----- Recorded data
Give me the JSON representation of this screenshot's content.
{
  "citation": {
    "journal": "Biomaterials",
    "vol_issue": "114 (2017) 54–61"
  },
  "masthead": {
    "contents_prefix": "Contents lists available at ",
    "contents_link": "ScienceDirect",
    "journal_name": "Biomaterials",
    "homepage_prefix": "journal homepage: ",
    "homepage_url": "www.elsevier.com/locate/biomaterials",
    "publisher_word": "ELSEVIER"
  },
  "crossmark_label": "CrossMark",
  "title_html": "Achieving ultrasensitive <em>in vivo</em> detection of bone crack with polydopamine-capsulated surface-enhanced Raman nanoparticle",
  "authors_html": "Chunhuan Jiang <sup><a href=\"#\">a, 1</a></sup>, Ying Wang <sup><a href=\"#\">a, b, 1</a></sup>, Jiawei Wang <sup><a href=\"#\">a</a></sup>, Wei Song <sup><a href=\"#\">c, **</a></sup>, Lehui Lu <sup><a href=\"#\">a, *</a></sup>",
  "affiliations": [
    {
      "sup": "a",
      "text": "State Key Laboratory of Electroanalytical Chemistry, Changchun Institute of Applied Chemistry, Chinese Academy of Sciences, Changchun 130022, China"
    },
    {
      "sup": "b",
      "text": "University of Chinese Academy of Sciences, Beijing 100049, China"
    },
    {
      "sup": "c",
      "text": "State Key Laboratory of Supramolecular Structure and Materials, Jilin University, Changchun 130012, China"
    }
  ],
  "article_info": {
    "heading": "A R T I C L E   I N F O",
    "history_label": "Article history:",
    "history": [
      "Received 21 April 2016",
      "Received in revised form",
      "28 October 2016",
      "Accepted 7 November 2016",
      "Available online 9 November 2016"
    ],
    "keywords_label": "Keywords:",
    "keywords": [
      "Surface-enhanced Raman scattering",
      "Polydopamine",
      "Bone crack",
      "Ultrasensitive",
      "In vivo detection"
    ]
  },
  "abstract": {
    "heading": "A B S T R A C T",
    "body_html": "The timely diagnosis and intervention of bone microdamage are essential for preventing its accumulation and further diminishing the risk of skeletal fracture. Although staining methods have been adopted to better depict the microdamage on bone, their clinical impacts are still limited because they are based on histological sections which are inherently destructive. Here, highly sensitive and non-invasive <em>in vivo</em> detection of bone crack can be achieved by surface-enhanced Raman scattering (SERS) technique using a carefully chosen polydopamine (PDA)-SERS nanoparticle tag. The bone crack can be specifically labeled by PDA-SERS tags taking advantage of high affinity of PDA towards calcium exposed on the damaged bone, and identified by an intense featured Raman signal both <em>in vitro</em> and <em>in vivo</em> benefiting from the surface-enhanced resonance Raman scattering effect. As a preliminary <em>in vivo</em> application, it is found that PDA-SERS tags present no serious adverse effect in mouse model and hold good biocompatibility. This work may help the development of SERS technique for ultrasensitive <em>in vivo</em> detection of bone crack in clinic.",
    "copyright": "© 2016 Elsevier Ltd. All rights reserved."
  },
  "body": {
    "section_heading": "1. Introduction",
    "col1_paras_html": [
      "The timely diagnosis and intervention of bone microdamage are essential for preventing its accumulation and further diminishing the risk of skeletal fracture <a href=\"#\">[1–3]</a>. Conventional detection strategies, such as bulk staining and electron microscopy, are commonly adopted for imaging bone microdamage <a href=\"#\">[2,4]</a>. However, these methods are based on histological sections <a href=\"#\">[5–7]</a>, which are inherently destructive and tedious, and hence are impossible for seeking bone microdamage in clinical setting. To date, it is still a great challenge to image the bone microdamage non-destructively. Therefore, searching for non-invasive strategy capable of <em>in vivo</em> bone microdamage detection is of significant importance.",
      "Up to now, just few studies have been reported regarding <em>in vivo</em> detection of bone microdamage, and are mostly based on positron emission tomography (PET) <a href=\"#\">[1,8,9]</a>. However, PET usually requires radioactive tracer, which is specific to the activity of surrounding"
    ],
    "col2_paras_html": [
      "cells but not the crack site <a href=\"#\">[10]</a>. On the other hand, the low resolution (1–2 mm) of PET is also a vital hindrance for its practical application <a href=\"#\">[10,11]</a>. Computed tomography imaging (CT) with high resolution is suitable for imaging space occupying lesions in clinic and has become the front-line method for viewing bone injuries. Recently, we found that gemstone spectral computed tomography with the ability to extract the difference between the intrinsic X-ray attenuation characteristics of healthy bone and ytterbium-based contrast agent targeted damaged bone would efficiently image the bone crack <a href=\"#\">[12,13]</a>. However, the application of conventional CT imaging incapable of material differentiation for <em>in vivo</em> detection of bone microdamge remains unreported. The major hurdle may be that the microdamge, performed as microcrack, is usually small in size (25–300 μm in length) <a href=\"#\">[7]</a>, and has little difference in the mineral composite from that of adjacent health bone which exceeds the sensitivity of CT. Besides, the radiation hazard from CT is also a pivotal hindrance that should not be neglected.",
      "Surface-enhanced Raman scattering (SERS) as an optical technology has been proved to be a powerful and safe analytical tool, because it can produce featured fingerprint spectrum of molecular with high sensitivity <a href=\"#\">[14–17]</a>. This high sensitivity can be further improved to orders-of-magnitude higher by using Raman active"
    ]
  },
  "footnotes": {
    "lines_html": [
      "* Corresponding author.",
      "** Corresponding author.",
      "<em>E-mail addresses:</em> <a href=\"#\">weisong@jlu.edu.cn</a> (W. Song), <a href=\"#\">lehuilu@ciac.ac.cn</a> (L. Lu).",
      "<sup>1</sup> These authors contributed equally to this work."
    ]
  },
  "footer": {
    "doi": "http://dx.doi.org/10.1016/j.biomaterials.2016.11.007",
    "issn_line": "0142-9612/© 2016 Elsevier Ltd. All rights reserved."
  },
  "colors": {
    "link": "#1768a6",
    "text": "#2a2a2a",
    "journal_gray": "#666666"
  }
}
----------
**The exercise**.
Tally up the lines in the records containing the word "Changchun", then give the count and nothing else.

**Exercise solution**.
2